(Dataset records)
○ ○ ○ ○
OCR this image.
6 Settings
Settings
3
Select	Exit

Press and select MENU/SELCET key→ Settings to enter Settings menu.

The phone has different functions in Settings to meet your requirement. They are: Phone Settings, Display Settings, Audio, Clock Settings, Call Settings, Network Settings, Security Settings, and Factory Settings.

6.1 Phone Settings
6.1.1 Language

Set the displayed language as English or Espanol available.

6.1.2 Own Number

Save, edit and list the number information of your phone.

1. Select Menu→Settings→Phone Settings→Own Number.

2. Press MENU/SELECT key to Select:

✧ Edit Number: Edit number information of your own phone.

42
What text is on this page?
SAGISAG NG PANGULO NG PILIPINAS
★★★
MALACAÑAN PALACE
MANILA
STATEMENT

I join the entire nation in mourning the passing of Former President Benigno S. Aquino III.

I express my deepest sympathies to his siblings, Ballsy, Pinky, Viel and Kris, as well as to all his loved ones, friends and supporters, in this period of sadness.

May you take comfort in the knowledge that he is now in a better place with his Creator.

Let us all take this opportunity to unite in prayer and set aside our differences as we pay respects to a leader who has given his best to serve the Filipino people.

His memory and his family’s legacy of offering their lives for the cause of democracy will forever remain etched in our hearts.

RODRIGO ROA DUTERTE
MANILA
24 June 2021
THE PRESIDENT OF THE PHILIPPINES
○ ○ ○ ○
- **STATED GOAL**
Of the lines above, how many hold the string "Settings"? Answer with only the number.

- **PROBLEM SOLUTION**
6